→ **Exercise task**
Give only the number of lines that contain the word "this".

══ Given records

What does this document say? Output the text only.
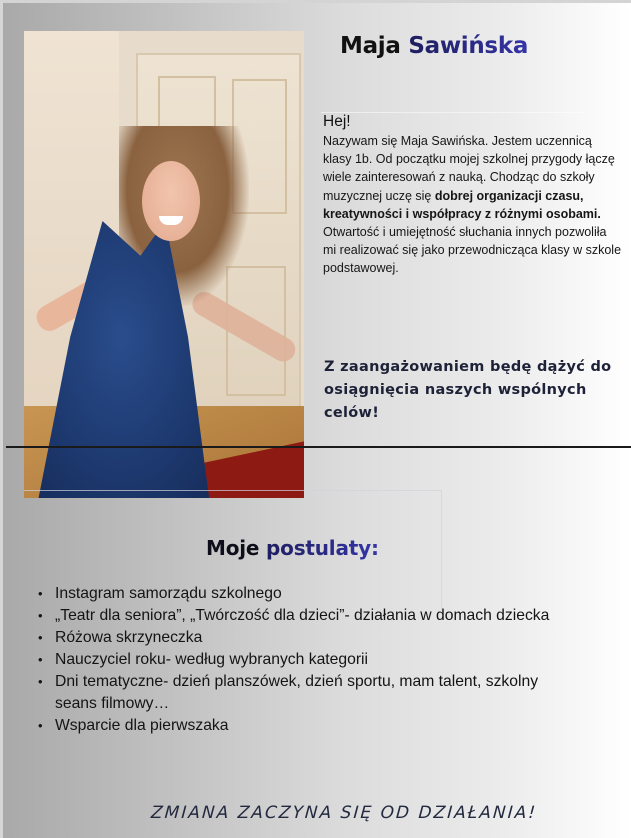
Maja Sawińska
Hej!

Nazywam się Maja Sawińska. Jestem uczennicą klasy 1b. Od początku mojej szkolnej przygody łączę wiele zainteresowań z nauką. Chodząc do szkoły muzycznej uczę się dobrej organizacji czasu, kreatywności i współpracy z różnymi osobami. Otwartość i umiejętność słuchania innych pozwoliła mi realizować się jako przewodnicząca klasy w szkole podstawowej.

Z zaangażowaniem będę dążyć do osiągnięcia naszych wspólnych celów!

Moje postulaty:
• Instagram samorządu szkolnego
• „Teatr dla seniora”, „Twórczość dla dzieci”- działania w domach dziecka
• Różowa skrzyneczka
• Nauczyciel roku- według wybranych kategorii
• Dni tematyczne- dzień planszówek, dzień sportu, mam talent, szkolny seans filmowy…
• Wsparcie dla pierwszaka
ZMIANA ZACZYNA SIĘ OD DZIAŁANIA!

════
══ Given records

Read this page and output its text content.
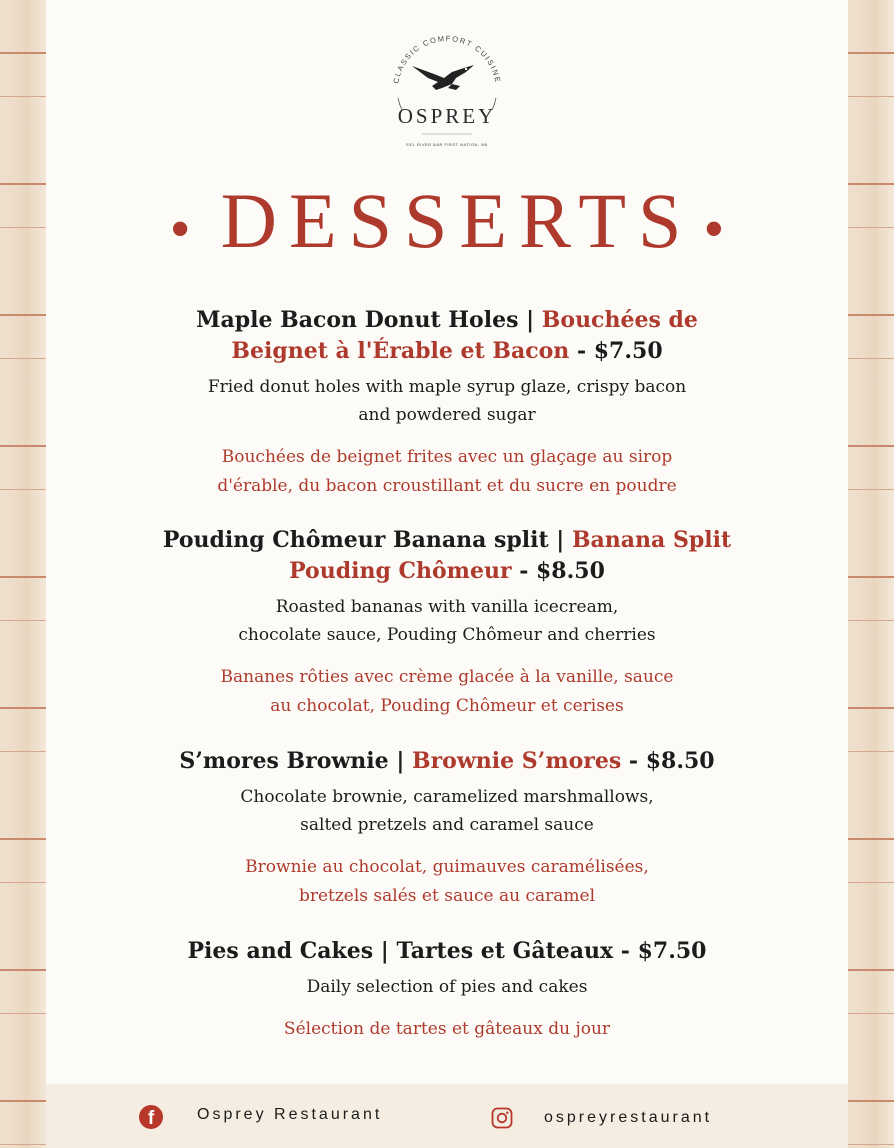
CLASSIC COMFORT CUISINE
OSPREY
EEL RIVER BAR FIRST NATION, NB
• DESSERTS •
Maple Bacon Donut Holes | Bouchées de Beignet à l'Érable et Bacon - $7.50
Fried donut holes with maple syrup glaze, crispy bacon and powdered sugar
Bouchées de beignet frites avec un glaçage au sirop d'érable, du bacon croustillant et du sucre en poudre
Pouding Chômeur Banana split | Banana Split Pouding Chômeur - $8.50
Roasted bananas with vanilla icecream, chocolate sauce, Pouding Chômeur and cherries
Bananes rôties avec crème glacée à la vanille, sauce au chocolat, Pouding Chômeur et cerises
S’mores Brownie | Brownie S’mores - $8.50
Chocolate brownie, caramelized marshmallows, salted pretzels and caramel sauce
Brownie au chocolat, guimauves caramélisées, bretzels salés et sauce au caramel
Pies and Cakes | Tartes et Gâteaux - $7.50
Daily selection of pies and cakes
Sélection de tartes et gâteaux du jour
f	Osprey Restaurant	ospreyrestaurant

════

→ **Output of the exercise**
2